Lesetext
====
Streit über Umfang der Bahn-Privatisierung

Vertragsentwurf erlaubte Verkauf von mehr als einem Viertel der Transportsparte. Debatte im Ausschuss vertagt

BERLIN taz ■ In der großen Koalition ist ein Streit über die Frage entbrannt, wie viel Prozent der neuen Bahn-Transportsparte der Bund privatisieren soll. Wegen der Differenzen verschoben Union und SPD am Mittwoch eine Debatte über das Thema im Verkehrsausschuss des Bundestages. „Es gab noch Diskussionsbedarf“, sagte der verkehrspolitische Sprecher der Sozialdemokraten, Uwe Beckmeyer, der taz.

Die SPD-Fraktion hatte ihre Zustimmung zu der Privatisierung davon abhängig gemacht, dass nur 24,9 Prozent der DB Mobility Logistics AG verkauft werden. Das soll in einem Beteiligungsvertrag zwischen dem Bund und der Bahn festgelegt werden – so haben es die Abgeordneten vergangene Woche beschlossen. In einem Vertragsentwurf vom 30. Mai hatte Verkehrsminister Wolfgang Tiefensee (SPD) jedoch zugelassen, dass die Bahnsparte bis zu 49,9 Prozent ihrer wichtigsten Tochterfirmen verkaufen kann. Private Anleger könnten dann bis zu 74,8 Prozent eines Eisenbahnunternehmens erwerben: 49,9 Prozent direkt und 24,9 Prozent indirekt.
====
Entnommenes Material

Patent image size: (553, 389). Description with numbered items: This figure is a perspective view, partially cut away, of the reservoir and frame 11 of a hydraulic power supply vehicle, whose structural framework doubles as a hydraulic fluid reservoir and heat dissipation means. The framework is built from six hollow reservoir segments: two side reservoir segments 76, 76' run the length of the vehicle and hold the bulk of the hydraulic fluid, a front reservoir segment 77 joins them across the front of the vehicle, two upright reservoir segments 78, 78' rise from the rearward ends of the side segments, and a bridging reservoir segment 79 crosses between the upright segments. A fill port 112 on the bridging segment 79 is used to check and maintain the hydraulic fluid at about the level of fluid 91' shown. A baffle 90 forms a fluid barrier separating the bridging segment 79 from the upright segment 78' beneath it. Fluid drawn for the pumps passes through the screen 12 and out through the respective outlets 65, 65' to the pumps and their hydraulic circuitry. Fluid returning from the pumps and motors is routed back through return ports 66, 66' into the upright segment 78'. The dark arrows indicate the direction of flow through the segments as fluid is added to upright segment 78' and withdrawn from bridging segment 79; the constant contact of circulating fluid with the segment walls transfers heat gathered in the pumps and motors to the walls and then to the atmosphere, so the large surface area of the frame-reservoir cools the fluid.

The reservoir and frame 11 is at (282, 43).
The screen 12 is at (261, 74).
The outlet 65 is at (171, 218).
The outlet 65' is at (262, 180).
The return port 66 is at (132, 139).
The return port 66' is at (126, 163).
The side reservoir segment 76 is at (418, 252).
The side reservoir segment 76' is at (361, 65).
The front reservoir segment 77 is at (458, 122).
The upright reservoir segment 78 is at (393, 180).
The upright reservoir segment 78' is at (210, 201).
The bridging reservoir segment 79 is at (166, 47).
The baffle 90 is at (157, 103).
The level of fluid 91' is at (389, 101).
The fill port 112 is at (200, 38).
====
Gestellte Aufgaben
1. Wie viel Prozent der DB Mobility Logistics AG sollen nach der Bedingung der SPD-Fraktion im Artikel über die Bahn-Privatisierung höchstens verkauft werden?
2. Schreib aus dem Artikel über die Bahn-Privatisierung ein Stück genau ab. Beginne bei den Worten „Vertragsentwurf erlaubte Verkauf“ und hör nach den Worten „Beckmeyer, der taz.“ auf.
3. Führe den Artikel über die Bahn-Privatisierung nach seinem letzten Satz weiter.
Das Material wird hier nicht gebraucht.

Lösungen der Aufgaben
1. Nur 24,9 Prozent.

2.
Vertragsentwurf erlaubte Verkauf von mehr als einem Viertel der Transportsparte. Debatte im Ausschuss vertagt

BERLIN taz ■ In der großen Koalition ist ein Streit über die Frage entbrannt, wie viel Prozent der neuen Bahn-Transportsparte der Bund privatisieren soll. Wegen der Differenzen verschoben Union und SPD am Mittwoch eine Debatte über das Thema im Verkehrsausschuss des Bundestages. „Es gab noch Diskussionsbedarf“, sagte der verkehrspolitische Sprecher der Sozialdemokraten, Uwe Beckmeyer, der taz.

3.
Erst nach Protest der Linken, Grünen und Teilen der SPD bot Tiefensee einen Kompromiss an: Demnach darf die Privatisierungssparte ihre Töchter für den Nah-, Fern- und Güterverkehr sowie die Spedition Schenker auch nicht in Teilen verkaufen. „Sonst hätte der Vertrag die Möglichkeit einer zweiten Privatisierung eröffnet“, sagte Tiefensees Sprecher Sven Ulbrich.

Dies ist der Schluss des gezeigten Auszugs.